To be done.
Transcribe every entry word for word. Skip the pictures.
--- Start of Records for processing ---
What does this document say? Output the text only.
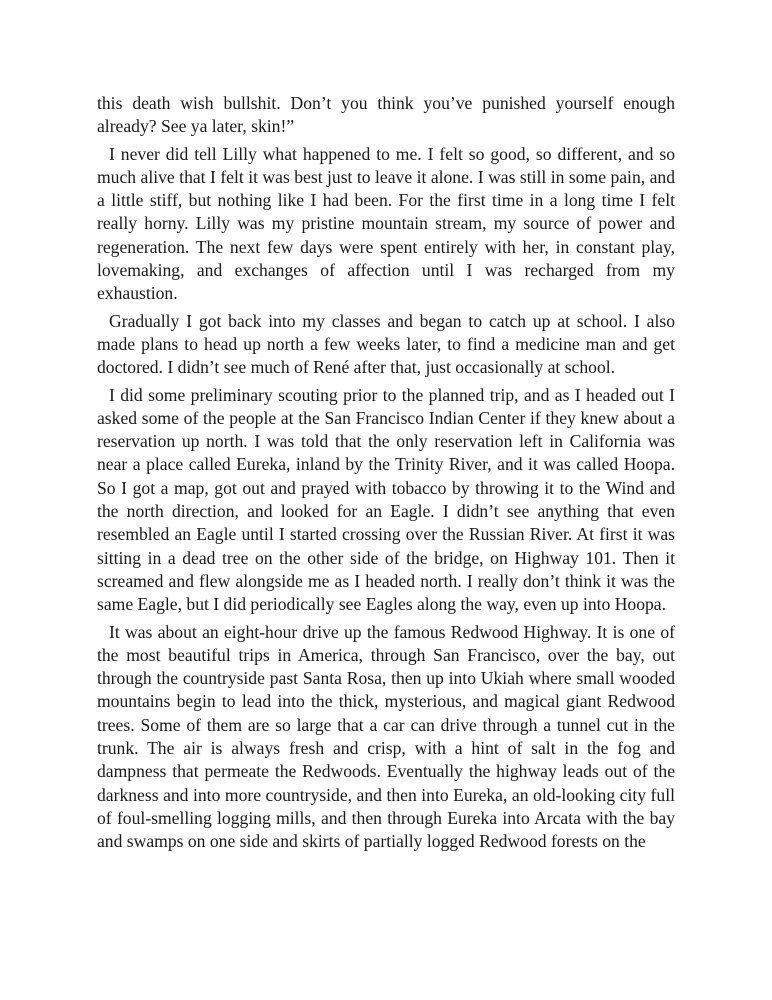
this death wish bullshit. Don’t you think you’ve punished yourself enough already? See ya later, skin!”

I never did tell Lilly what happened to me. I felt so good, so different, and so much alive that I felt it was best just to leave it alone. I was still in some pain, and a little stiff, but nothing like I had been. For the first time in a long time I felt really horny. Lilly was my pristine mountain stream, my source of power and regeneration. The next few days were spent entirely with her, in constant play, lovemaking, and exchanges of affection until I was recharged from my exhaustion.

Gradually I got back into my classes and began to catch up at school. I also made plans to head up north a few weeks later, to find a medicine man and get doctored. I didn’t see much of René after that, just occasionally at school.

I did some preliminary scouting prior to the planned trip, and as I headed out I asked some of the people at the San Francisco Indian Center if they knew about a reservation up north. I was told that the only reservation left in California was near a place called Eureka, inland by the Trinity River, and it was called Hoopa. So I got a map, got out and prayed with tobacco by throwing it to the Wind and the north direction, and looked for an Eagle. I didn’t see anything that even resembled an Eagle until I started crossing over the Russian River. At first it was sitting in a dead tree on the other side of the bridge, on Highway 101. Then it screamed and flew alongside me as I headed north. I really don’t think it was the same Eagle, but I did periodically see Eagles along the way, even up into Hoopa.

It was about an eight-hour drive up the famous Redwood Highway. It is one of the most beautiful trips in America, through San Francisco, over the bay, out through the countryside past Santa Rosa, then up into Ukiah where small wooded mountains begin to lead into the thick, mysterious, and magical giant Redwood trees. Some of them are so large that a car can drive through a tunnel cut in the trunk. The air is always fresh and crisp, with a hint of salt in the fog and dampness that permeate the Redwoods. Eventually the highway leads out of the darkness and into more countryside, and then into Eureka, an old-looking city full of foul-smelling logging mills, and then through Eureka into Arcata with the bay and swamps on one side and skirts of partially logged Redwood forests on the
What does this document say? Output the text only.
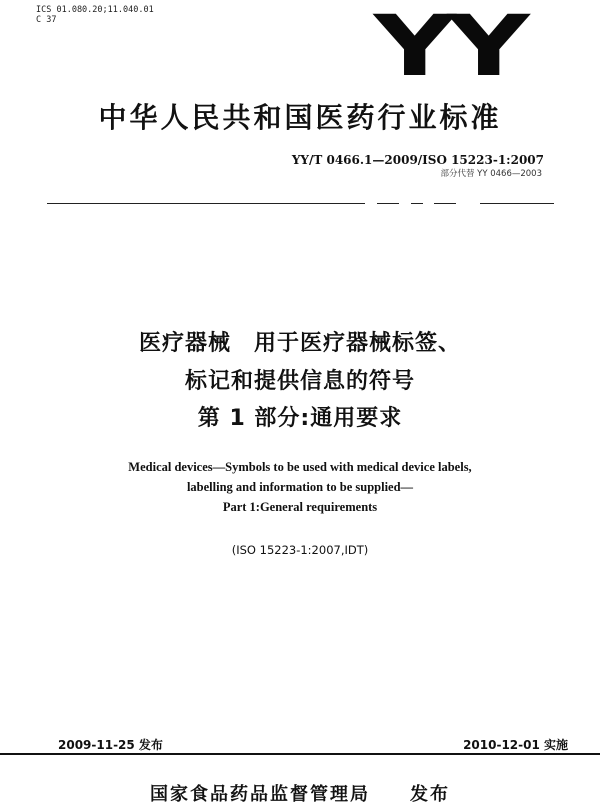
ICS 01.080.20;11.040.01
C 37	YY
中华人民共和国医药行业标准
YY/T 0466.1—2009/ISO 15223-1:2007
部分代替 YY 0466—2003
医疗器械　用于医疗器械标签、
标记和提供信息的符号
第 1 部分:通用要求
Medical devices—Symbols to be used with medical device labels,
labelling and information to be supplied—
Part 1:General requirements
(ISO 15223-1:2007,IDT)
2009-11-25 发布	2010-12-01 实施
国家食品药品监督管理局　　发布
--- End of Records for processing ---
Completed exercise.
What does this document say? Output the text only.
this death wish bullshit. Don’t you think you’ve punished yourself enough already? See ya later, skin!”

I never did tell Lilly what happened to me. I felt so good, so different, and so much alive that I felt it was best just to leave it alone. I was still in some pain, and a little stiff, but nothing like I had been. For the first time in a long time I felt really horny. Lilly was my pristine mountain stream, my source of power and regeneration. The next few days were spent entirely with her, in constant play, lovemaking, and exchanges of affection until I was recharged from my exhaustion.

Gradually I got back into my classes and began to catch up at school. I also made plans to head up north a few weeks later, to find a medicine man and get doctored. I didn’t see much of René after that, just occasionally at school.

I did some preliminary scouting prior to the planned trip, and as I headed out I asked some of the people at the San Francisco Indian Center if they knew about a reservation up north. I was told that the only reservation left in California was near a place called Eureka, inland by the Trinity River, and it was called Hoopa. So I got a map, got out and prayed with tobacco by throwing it to the Wind and the north direction, and looked for an Eagle. I didn’t see anything that even resembled an Eagle until I started crossing over the Russian River. At first it was sitting in a dead tree on the other side of the bridge, on Highway 101. Then it screamed and flew alongside me as I headed north. I really don’t think it was the same Eagle, but I did periodically see Eagles along the way, even up into Hoopa.

It was about an eight-hour drive up the famous Redwood Highway. It is one of the most beautiful trips in America, through San Francisco, over the bay, out through the countryside past Santa Rosa, then up into Ukiah where small wooded mountains begin to lead into the thick, mysterious, and magical giant Redwood trees. Some of them are so large that a car can drive through a tunnel cut in the trunk. The air is always fresh and crisp, with a hint of salt in the fog and dampness that permeate the Redwoods. Eventually the highway leads out of the darkness and into more countryside, and then into Eureka, an old-looking city full of foul-smelling logging mills, and then through Eureka into Arcata with the bay and swamps on one side and skirts of partially logged Redwood forests on the
What does this document say? Output the text only.
ICS 01.080.20;11.040.01
C 37	YY
中华人民共和国医药行业标准
YY/T 0466.1—2009/ISO 15223-1:2007
部分代替 YY 0466—2003
医疗器械　用于医疗器械标签、
标记和提供信息的符号
第 1 部分:通用要求
Medical devices—Symbols to be used with medical device labels,
labelling and information to be supplied—
Part 1:General requirements
(ISO 15223-1:2007,IDT)
2009-11-25 发布	2010-12-01 实施
国家食品药品监督管理局　　发布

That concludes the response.